▶ [Input rows]
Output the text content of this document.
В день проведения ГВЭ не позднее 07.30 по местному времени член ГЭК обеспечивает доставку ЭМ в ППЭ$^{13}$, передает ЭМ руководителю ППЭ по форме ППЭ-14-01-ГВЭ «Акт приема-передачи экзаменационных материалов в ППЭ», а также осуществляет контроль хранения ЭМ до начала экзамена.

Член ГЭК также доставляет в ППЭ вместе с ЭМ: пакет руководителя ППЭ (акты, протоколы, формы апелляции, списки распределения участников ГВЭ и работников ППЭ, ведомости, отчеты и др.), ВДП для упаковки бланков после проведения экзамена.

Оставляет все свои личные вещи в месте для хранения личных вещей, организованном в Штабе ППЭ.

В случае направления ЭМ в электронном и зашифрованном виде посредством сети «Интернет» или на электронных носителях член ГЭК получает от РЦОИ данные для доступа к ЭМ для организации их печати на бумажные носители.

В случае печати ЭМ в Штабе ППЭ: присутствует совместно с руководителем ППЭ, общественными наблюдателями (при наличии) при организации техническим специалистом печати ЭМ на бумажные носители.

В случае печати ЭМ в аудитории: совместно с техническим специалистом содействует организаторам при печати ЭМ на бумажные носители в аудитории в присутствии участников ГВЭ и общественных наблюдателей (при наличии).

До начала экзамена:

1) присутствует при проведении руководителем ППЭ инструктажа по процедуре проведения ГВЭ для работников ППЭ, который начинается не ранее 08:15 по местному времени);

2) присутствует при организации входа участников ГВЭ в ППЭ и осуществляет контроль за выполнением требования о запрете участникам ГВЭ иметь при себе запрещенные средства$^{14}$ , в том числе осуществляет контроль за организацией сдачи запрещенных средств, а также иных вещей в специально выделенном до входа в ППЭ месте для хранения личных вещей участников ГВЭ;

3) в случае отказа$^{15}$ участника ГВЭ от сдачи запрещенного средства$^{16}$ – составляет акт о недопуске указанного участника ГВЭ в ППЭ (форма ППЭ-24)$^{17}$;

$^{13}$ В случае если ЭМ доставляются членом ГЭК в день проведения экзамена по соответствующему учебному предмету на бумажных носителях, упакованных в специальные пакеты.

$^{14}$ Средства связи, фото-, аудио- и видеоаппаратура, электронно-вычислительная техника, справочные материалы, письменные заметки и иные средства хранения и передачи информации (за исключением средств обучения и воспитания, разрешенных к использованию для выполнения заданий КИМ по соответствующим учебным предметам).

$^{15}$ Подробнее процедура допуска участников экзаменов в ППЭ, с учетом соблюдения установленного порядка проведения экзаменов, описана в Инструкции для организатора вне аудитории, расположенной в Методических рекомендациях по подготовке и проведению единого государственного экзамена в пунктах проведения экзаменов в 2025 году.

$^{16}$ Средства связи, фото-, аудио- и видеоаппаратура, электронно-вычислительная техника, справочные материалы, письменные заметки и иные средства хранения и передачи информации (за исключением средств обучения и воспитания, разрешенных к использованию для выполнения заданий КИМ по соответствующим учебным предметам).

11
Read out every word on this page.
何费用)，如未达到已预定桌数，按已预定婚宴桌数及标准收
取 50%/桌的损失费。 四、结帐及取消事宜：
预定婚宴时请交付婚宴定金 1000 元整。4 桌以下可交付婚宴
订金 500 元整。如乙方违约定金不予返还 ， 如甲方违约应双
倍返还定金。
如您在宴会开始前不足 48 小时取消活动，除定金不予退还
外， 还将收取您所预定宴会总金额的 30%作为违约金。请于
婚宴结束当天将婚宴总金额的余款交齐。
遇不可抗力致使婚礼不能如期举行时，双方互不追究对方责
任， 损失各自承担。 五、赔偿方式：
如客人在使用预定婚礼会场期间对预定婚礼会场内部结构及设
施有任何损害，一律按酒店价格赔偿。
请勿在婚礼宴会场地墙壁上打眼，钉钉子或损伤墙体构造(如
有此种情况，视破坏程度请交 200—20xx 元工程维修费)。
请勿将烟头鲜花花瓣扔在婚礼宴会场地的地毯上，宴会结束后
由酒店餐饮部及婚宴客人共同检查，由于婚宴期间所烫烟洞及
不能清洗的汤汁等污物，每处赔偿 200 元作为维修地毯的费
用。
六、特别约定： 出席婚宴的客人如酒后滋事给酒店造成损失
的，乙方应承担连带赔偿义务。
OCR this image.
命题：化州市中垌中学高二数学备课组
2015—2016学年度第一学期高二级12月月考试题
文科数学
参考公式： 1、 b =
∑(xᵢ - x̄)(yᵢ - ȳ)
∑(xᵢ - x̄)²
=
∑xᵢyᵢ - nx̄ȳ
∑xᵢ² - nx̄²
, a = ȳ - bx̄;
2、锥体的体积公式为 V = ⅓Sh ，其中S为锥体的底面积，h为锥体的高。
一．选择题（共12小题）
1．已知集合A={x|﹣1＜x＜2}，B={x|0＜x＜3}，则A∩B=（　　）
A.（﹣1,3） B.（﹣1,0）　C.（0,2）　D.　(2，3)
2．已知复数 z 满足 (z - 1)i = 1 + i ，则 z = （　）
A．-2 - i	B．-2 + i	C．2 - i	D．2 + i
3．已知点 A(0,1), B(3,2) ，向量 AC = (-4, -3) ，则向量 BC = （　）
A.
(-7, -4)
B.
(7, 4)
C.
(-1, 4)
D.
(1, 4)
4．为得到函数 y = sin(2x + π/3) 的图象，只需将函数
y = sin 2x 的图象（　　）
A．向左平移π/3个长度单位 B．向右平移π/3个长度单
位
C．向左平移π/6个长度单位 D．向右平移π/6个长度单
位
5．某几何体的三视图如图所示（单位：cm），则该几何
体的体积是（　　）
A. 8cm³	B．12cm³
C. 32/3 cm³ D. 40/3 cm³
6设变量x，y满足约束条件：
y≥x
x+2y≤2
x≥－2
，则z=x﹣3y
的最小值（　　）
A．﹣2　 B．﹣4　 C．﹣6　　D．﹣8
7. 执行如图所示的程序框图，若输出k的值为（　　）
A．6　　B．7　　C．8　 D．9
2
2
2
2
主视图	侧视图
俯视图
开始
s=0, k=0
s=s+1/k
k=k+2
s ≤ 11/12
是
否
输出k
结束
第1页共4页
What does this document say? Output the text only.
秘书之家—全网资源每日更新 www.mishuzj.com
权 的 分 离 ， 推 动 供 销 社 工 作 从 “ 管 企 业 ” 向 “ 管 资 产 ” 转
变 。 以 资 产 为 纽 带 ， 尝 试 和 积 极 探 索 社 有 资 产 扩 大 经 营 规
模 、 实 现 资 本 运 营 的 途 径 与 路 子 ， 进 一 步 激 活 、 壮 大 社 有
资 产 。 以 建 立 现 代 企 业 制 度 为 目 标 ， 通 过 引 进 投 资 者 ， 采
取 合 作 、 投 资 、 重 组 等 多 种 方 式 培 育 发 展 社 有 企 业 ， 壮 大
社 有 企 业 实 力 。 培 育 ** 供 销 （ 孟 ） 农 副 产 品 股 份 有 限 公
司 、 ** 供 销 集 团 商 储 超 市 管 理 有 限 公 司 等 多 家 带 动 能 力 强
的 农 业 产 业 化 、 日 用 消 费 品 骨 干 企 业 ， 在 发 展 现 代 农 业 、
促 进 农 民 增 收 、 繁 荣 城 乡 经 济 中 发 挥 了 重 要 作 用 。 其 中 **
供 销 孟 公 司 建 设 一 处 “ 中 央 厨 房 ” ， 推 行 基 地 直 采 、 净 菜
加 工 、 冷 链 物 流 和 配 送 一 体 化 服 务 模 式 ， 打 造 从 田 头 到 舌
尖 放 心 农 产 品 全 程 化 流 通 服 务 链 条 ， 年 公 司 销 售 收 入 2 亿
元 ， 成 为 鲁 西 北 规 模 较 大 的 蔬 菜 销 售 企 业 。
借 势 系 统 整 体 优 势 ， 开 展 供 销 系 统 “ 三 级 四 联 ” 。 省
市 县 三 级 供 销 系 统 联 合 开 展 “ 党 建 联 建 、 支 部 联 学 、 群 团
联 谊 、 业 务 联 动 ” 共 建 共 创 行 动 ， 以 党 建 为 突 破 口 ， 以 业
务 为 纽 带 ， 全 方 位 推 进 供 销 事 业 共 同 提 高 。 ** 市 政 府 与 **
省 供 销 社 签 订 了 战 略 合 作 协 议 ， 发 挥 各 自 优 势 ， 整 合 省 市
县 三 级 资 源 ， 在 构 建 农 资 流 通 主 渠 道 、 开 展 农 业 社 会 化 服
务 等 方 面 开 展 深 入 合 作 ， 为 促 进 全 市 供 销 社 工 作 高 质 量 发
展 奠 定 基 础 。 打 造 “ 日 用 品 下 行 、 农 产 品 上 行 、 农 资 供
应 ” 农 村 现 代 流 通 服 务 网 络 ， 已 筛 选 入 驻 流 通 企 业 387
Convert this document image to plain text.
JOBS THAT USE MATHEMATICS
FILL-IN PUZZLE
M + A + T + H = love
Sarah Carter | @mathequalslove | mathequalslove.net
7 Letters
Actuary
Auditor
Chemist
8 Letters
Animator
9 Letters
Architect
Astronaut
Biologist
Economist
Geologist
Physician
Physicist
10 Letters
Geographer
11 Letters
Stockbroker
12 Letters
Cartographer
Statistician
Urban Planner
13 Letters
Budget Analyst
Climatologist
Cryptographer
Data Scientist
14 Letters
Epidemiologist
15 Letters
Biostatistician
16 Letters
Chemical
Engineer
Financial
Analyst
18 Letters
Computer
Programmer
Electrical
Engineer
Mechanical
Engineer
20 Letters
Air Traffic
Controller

▶ [What is being asked] Every line of the listing that holds "Letters" should be found and copied.

▶ [Solution to this exercise]
7 Letters
8 Letters
9 Letters
10 Letters
11 Letters
12 Letters
13 Letters
14 Letters
15 Letters
16 Letters
18 Letters
20 Letters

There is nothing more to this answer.